**To do**
Would you please reproduce all the entries word for word, minus the pictures?

┄┄┄┄┄┄┄┄┄┄

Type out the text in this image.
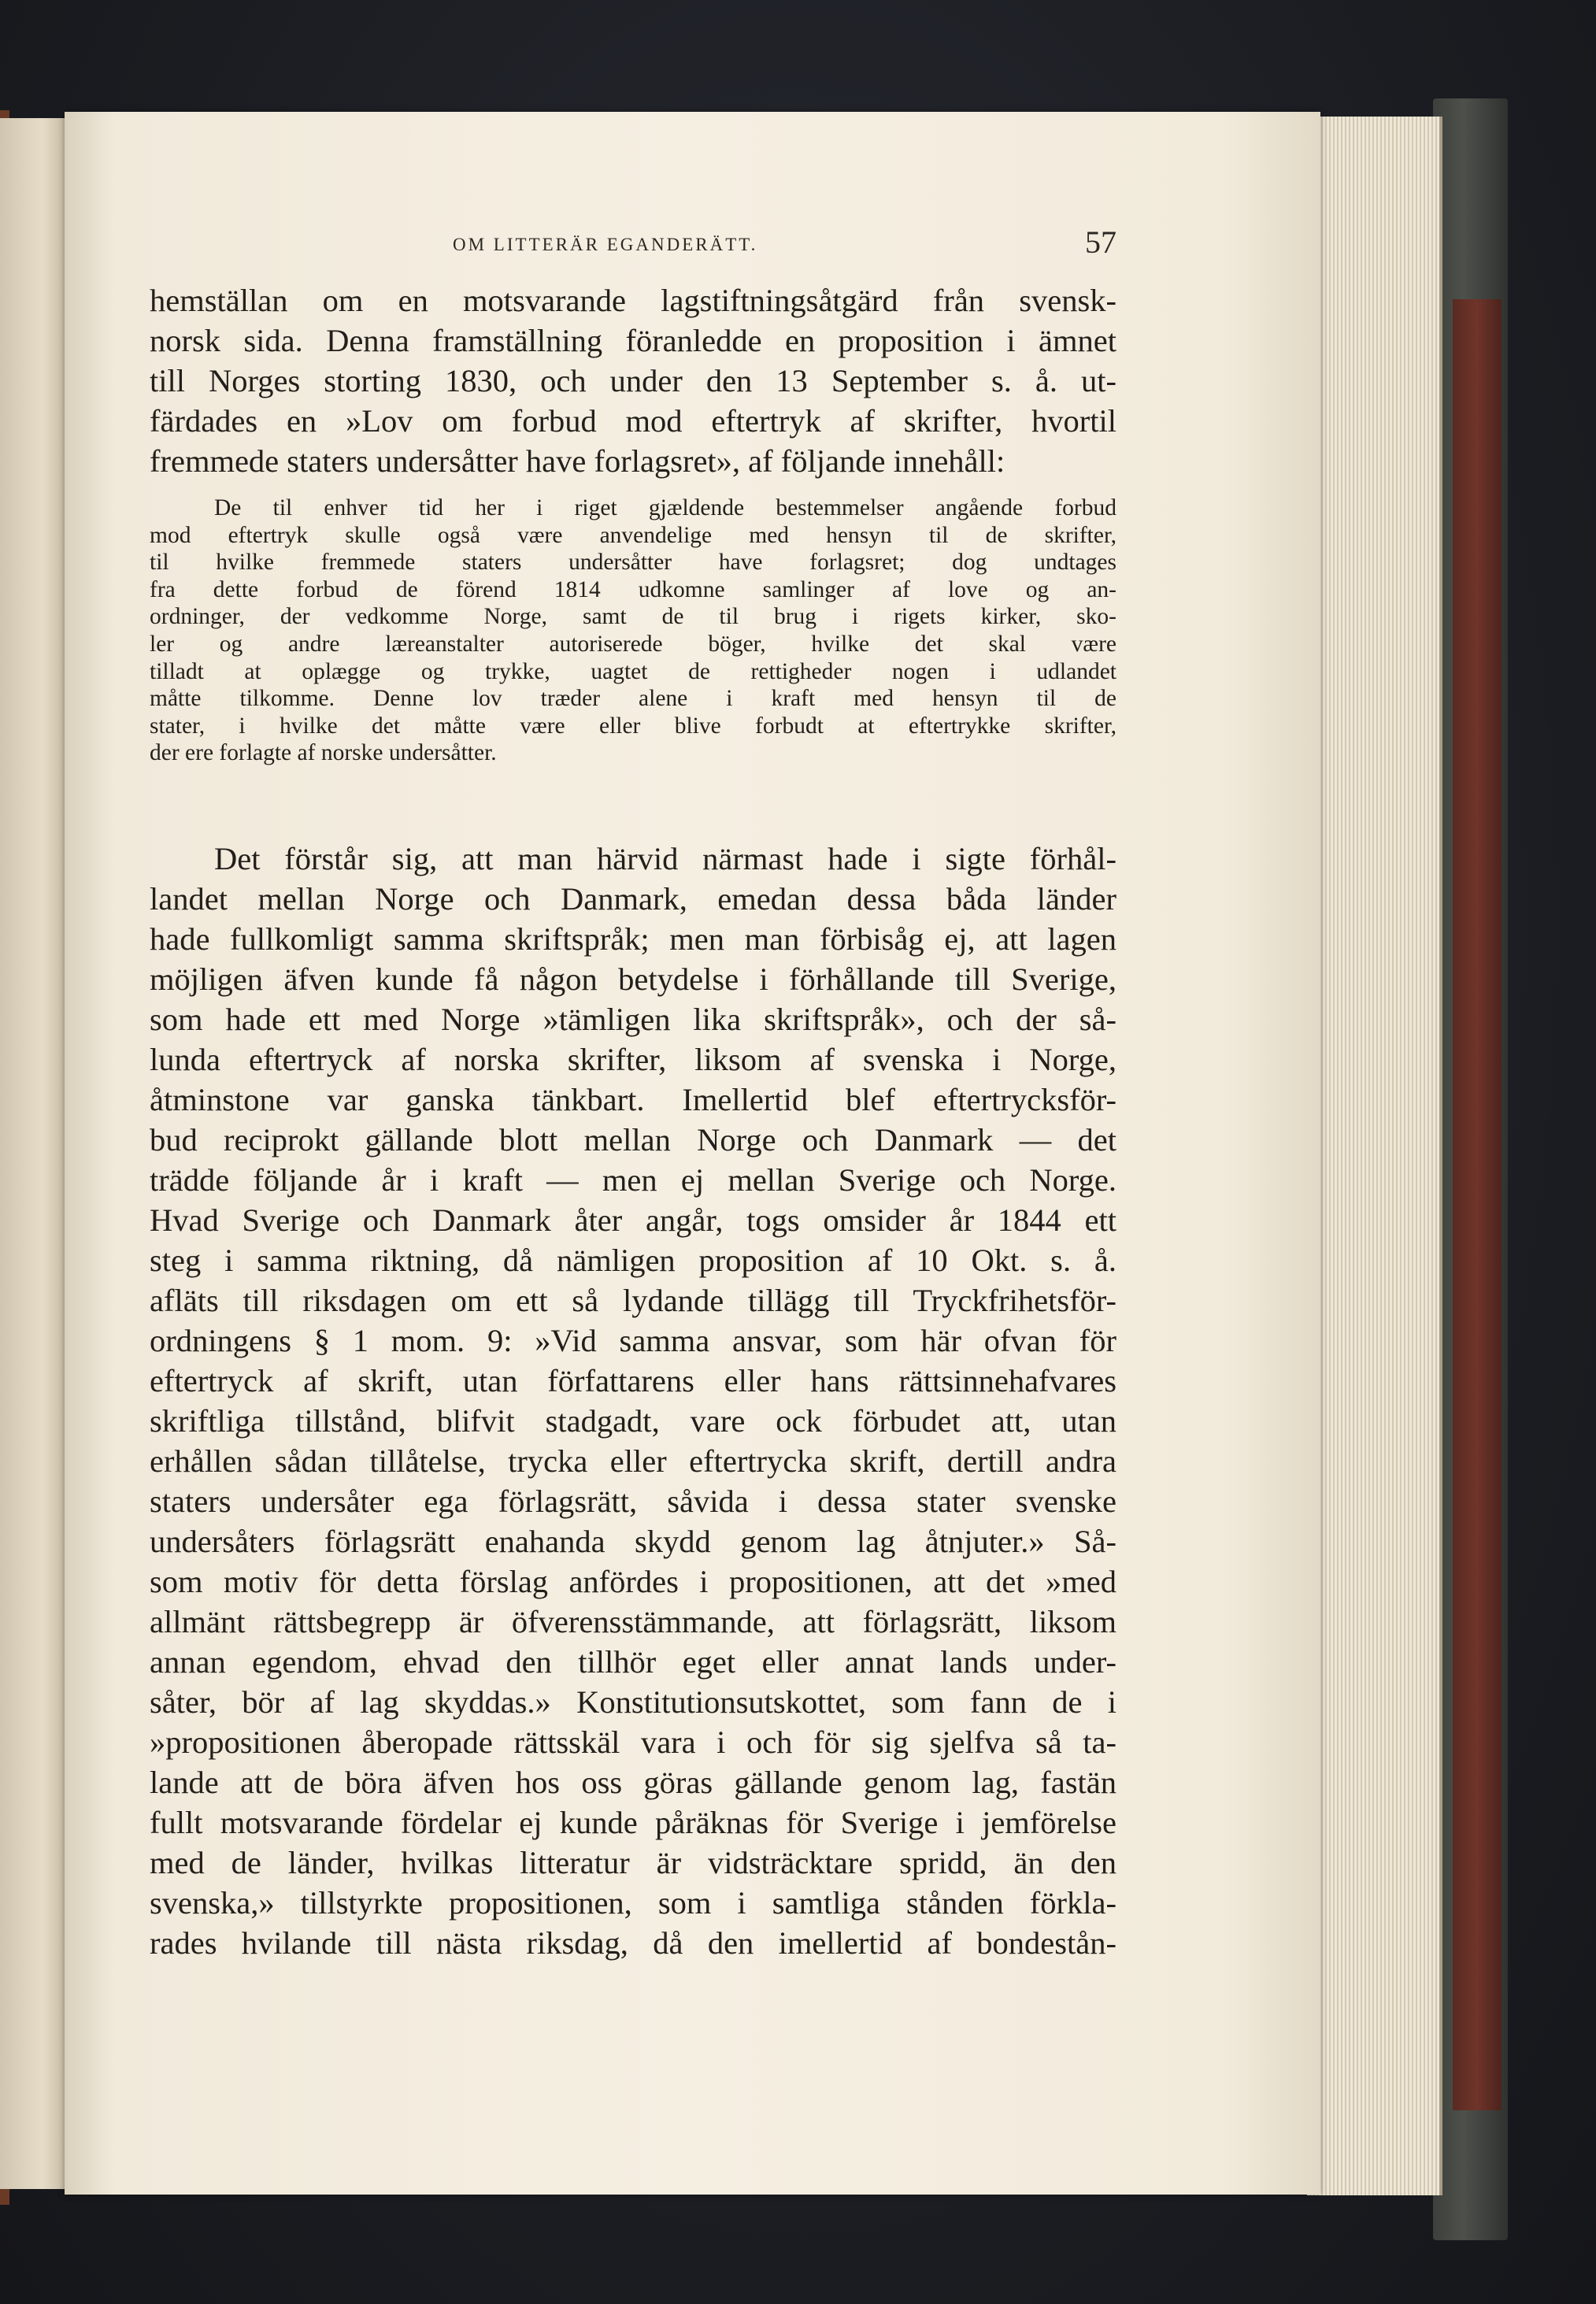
OM LITTERÄR EGANDERÄTT.	57
hemställan om en motsvarande lagstiftningsåtgärd från svensk-
norsk sida. Denna framställning föranledde en proposition i ämnet
till Norges storting 1830, och under den 13 September s. å. ut-
färdades en »Lov om forbud mod eftertryk af skrifter, hvortil
fremmede staters undersåtter have forlagsret», af följande innehåll:
De til enhver tid her i riget gjældende bestemmelser angående forbud
mod eftertryk skulle også være anvendelige med hensyn til de skrifter,
til hvilke fremmede staters undersåtter have forlagsret; dog undtages
fra dette forbud de förend 1814 udkomne samlinger af love og an-
ordninger, der vedkomme Norge, samt de til brug i rigets kirker, sko-
ler og andre læreanstalter autoriserede böger, hvilke det skal være
tilladt at oplægge og trykke, uagtet de rettigheder nogen i udlandet
måtte tilkomme. Denne lov træder alene i kraft med hensyn til de
stater, i hvilke det måtte være eller blive forbudt at eftertrykke skrifter,
der ere forlagte af norske undersåtter.
Det förstår sig, att man härvid närmast hade i sigte förhål-
landet mellan Norge och Danmark, emedan dessa båda länder
hade fullkomligt samma skriftspråk; men man förbisåg ej, att lagen
möjligen äfven kunde få någon betydelse i förhållande till Sverige,
som hade ett med Norge »tämligen lika skriftspråk», och der så-
lunda eftertryck af norska skrifter, liksom af svenska i Norge,
åtminstone var ganska tänkbart. Imellertid blef eftertrycksför-
bud reciprokt gällande blott mellan Norge och Danmark — det
trädde följande år i kraft — men ej mellan Sverige och Norge.
Hvad Sverige och Danmark åter angår, togs omsider år 1844 ett
steg i samma riktning, då nämligen proposition af 10 Okt. s. å.
afläts till riksdagen om ett så lydande tillägg till Tryckfrihetsför-
ordningens § 1 mom. 9: »Vid samma ansvar, som här ofvan för
eftertryck af skrift, utan författarens eller hans rättsinnehafvares
skriftliga tillstånd, blifvit stadgadt, vare ock förbudet att, utan
erhållen sådan tillåtelse, trycka eller eftertrycka skrift, dertill andra
staters undersåter ega förlagsrätt, såvida i dessa stater svenske
undersåters förlagsrätt enahanda skydd genom lag åtnjuter.» Så-
som motiv för detta förslag anfördes i propositionen, att det »med
allmänt rättsbegrepp är öfverensstämmande, att förlagsrätt, liksom
annan egendom, ehvad den tillhör eget eller annat lands under-
såter, bör af lag skyddas.» Konstitutionsutskottet, som fann de i
»propositionen åberopade rättsskäl vara i och för sig sjelfva så ta-
lande att de böra äfven hos oss göras gällande genom lag, fastän
fullt motsvarande fördelar ej kunde påräknas för Sverige i jemförelse
med de länder, hvilkas litteratur är vidsträcktare spridd, än den
svenska,» tillstyrkte propositionen, som i samtliga stånden förkla-
rades hvilande till nästa riksdag, då den imellertid af bondestån-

┄┄┄┄┄┄┄┄┄┄

**Problem solution**
Type out the text in this image.
OM LITTERÄR EGANDERÄTT.	57
hemställan om en motsvarande lagstiftningsåtgärd från svensk-
norsk sida. Denna framställning föranledde en proposition i ämnet
till Norges storting 1830, och under den 13 September s. å. ut-
färdades en »Lov om forbud mod eftertryk af skrifter, hvortil
fremmede staters undersåtter have forlagsret», af följande innehåll:
De til enhver tid her i riget gjældende bestemmelser angående forbud
mod eftertryk skulle også være anvendelige med hensyn til de skrifter,
til hvilke fremmede staters undersåtter have forlagsret; dog undtages
fra dette forbud de förend 1814 udkomne samlinger af love og an-
ordninger, der vedkomme Norge, samt de til brug i rigets kirker, sko-
ler og andre læreanstalter autoriserede böger, hvilke det skal være
tilladt at oplægge og trykke, uagtet de rettigheder nogen i udlandet
måtte tilkomme. Denne lov træder alene i kraft med hensyn til de
stater, i hvilke det måtte være eller blive forbudt at eftertrykke skrifter,
der ere forlagte af norske undersåtter.
Det förstår sig, att man härvid närmast hade i sigte förhål-
landet mellan Norge och Danmark, emedan dessa båda länder
hade fullkomligt samma skriftspråk; men man förbisåg ej, att lagen
möjligen äfven kunde få någon betydelse i förhållande till Sverige,
som hade ett med Norge »tämligen lika skriftspråk», och der så-
lunda eftertryck af norska skrifter, liksom af svenska i Norge,
åtminstone var ganska tänkbart. Imellertid blef eftertrycksför-
bud reciprokt gällande blott mellan Norge och Danmark — det
trädde följande år i kraft — men ej mellan Sverige och Norge.
Hvad Sverige och Danmark åter angår, togs omsider år 1844 ett
steg i samma riktning, då nämligen proposition af 10 Okt. s. å.
afläts till riksdagen om ett så lydande tillägg till Tryckfrihetsför-
ordningens § 1 mom. 9: »Vid samma ansvar, som här ofvan för
eftertryck af skrift, utan författarens eller hans rättsinnehafvares
skriftliga tillstånd, blifvit stadgadt, vare ock förbudet att, utan
erhållen sådan tillåtelse, trycka eller eftertrycka skrift, dertill andra
staters undersåter ega förlagsrätt, såvida i dessa stater svenske
undersåters förlagsrätt enahanda skydd genom lag åtnjuter.» Så-
som motiv för detta förslag anfördes i propositionen, att det »med
allmänt rättsbegrepp är öfverensstämmande, att förlagsrätt, liksom
annan egendom, ehvad den tillhör eget eller annat lands under-
såter, bör af lag skyddas.» Konstitutionsutskottet, som fann de i
»propositionen åberopade rättsskäl vara i och för sig sjelfva så ta-
lande att de böra äfven hos oss göras gällande genom lag, fastän
fullt motsvarande fördelar ej kunde påräknas för Sverige i jemförelse
med de länder, hvilkas litteratur är vidsträcktare spridd, än den
svenska,» tillstyrkte propositionen, som i samtliga stånden förkla-
rades hvilande till nästa riksdag, då den imellertid af bondestån-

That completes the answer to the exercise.